++++ TEXTBLOCK ++++
Die einseitige Betonung der Friedensliebe, das Fehlen der Nation als Bezugspunkt und die Definition der Hauptaufgabe staatlich finanzierter Bildung als Erziehung von mündigen und verantwortlichen Bürgern stieß Konservativen schon bald sauer auf.

Die Friedenspassagen im Erziehungsgrundgesetz sind ein Echo jenes berühmten Artikels 9 der japanischen Verfassung, in dem Japan darauf verzichtet, Kriege zu führen und eine Streitkraft zu unterhalten. Wenn Takaichi und ihre Verbündeten eine Änderung des Erziehungsgrundgesetzes anstreben, so die Befürchtung vieler japanischer Linker, dann haben sie als Fernziel die Revision der Verfassung im Sinn. Gegen eine Änderung des Artikels 9 spricht sich in Umfragen zwar eine beständige Bevölkerungsmehrheit aus. Das Erziehungsgrundgesetz, so die Überlegung der Rechten, dürfte aber eher zu revidieren sein; die Änderung der Verfassung könnte dann in einem geänderten Diskussionsklima auch leichter fallen.

Unter der Regierung Koizumi sind diese Bemühungen in die heiße Phase getreten. Der dem Bildungsministerium als Beratungsgremium zugeordnete und mit Beratungen über das Gesetz betraute Zentrale Erziehungsrat empfahl in seinem Zwischenbericht im November des letzten Jahres, die Formulierungen in Artikel 1 zu ergänzen. Als Ideal solle nunmehr auch die »Identität als Japaner (Achtung von Tradition und Kultur und Liebe zur Heimat und zum Land)« explizit genannt werden. Dieser Versuch, Patriotismus gesetzlich als Ziel von Bildung zu verankern, wurde in den Medien recht kritisch aufgenommen.

Auch die LehrerInnengewerkschaften verschafften ihrer Ablehnung der Änderungspläne noch erfolgreich Gehör. So kritisierten 7 000 TeilnehmerInnen einer Protestversammlung der größten LehrerInnengewerkschaft am 14. Januar in einem Appell den »Versuch, Bildung nach den Prinzipien eines engstirnigen Nationalismus, der Eliteförderung und des Rechts des Stärkeren zu gestalten«.

Seit dem Beginn dieses Jahres ist die Sorge derjenigen, die das Gesetz in seiner ursprünglichen Form bewahrt wissen wollen, noch akuter. Eine Umgruppierung im Lager der konservativen Parteien sorgte für eine Belebung der Debatte um die Revision der Verfassung und des Erziehungsgrundgesetzes.

Bereits im November des vergangenen Jahres hatte es parteiinterne Unruhen bei den Wahlen zum neuen Parteivorsitz der größten Oppositionspartei, der Demokratischen Partei Japans, gegeben. Hatoyama Yukio, der Führer des rechten Flügels der Partei, die selbst eine erst fünf Jahre alte Neugründung von abtrünnigen Abgeordneten der mittlerweile aufgelösten Sozialistischen Partei und der LDP ist, war zunächst als Vorsitzender bestätigt worden. Doch die Kritik an seiner Amtsführung nahm auch Wochen nach der Wahl noch nicht ab, sodass er entnervt aufgab.
++++ QUELLENMATERIAL ++++
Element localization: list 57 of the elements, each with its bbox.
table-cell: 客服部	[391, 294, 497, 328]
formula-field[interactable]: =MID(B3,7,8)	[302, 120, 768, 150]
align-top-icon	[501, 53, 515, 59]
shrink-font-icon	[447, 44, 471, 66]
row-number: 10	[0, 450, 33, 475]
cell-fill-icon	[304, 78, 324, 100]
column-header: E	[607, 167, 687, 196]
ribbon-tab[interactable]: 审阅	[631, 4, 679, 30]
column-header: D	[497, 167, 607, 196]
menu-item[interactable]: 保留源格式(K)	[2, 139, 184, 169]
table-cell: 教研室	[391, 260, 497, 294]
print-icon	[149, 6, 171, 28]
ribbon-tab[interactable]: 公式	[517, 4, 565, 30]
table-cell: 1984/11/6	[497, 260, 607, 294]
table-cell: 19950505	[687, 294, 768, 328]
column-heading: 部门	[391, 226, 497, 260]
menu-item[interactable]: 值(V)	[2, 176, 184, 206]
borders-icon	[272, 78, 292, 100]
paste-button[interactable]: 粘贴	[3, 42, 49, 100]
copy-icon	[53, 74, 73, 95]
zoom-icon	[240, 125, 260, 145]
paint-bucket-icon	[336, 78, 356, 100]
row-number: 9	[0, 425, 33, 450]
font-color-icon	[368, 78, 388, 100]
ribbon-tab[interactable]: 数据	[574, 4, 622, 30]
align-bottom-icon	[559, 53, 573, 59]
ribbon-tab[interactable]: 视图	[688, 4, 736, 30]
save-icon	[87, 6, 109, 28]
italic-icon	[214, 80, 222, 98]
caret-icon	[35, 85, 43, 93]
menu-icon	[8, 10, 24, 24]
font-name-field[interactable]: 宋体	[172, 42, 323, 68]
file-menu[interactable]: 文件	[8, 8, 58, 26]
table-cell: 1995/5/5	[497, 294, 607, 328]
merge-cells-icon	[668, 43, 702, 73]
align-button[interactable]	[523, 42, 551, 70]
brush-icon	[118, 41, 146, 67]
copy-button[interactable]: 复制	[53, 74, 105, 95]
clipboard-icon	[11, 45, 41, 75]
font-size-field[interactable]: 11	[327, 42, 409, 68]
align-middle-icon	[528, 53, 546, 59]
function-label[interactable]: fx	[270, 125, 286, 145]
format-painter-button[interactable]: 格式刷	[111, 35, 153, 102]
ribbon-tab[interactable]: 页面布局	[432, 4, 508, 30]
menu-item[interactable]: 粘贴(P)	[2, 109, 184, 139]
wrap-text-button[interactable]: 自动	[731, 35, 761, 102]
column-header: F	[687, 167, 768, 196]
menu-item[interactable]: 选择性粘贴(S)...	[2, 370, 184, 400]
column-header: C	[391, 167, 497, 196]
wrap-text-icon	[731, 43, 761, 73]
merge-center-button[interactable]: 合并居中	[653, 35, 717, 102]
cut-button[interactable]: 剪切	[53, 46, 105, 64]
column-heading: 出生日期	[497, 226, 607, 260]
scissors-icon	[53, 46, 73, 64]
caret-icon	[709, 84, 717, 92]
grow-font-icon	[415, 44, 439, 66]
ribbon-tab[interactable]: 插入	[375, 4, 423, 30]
++++
■ AUFGABE 1 ■
Wie viele TeilnehmerInnen einer Protestversammlung kritisierten laut dem Text über das japanische Erziehungsgrundgesetz am 14. Januar die Änderungspläne in einem Appell?
■ AUFGABE 2 ■
Schreibe den Text über das japanische Erziehungsgrundgesetz im Anschluss an seinen letzten Satz weiter.
Die Zeilen haben mit dem Text über das japanische Erziehungsgrundgesetz nichts zu tun.

■ ERGEBNIS 1 ■
7 000 TeilnehmerInnen einer Protestversammlung der größten LehrerInnengewerkschaft.

■ ERGEBNIS 2 ■
Sein Nachfolger wurde die Galionsfigur der Parteilinken, Kan Naoto. Das wiederum nahmen Ende Dezember einzelne Mitglieder des rechten Flügels, darunter der stellvertretende Vorsitzende Kumagai Hiroshi, zum Anlass, die Partei zu verlassen und zusammen mit der an der Regierungskoalition beteiligten Konservativen Partei eine neue Partei zu gründen, die Neue Konservative Partei Japans.

Noch vor diesem Zusammenschluss hatten jedoch führende Mitglieder der alten Konservativen Partei, u.a. deren Vorsitzender Noda Tsuyoshi, ihre Partei verlassen, um der LDP beizutreten.

Während das Hin und Her der einzelnen Abgeordneten wohl vor allem der Absicht entsprach, durch neue Allianzen die Chancen auf eine Wiederwahl beim nächsten Parlamentsvotum zu erhöhen, hat es doch auch Folgen für die Debatte um die Verfassungsrevision. Zum einen wurde das konservative Lager insgesamt gestärkt, zum anderen gibt es mit der Neuen Konservativen Partei Japans erstmals eine an der Regierung beteiligte Partei, die die »Revision der Verfassung und des Erziehungsgrundgesetzes« explizit zu ihren Zielen zählt.

Dass Änderungen der Formulierungen zu Beginn des Gesetzestextes auch Anlass zu tatsächlichen Änderungen der Schul- und Unterrichtspraxis sein könnten, zeigt der Fall der Millionenstadt Fukuoka. Dort wurde an der Hälfte der Grundschulen eine neue Bewertungskategorie in den Zeugnissen für die sechste Klasse eingeführt. In drei Stufen müssen LehrerInnen dort nun »die patriotischen Gefühle und das Bewusstsein, JapanerIn zu sein« beurteilen.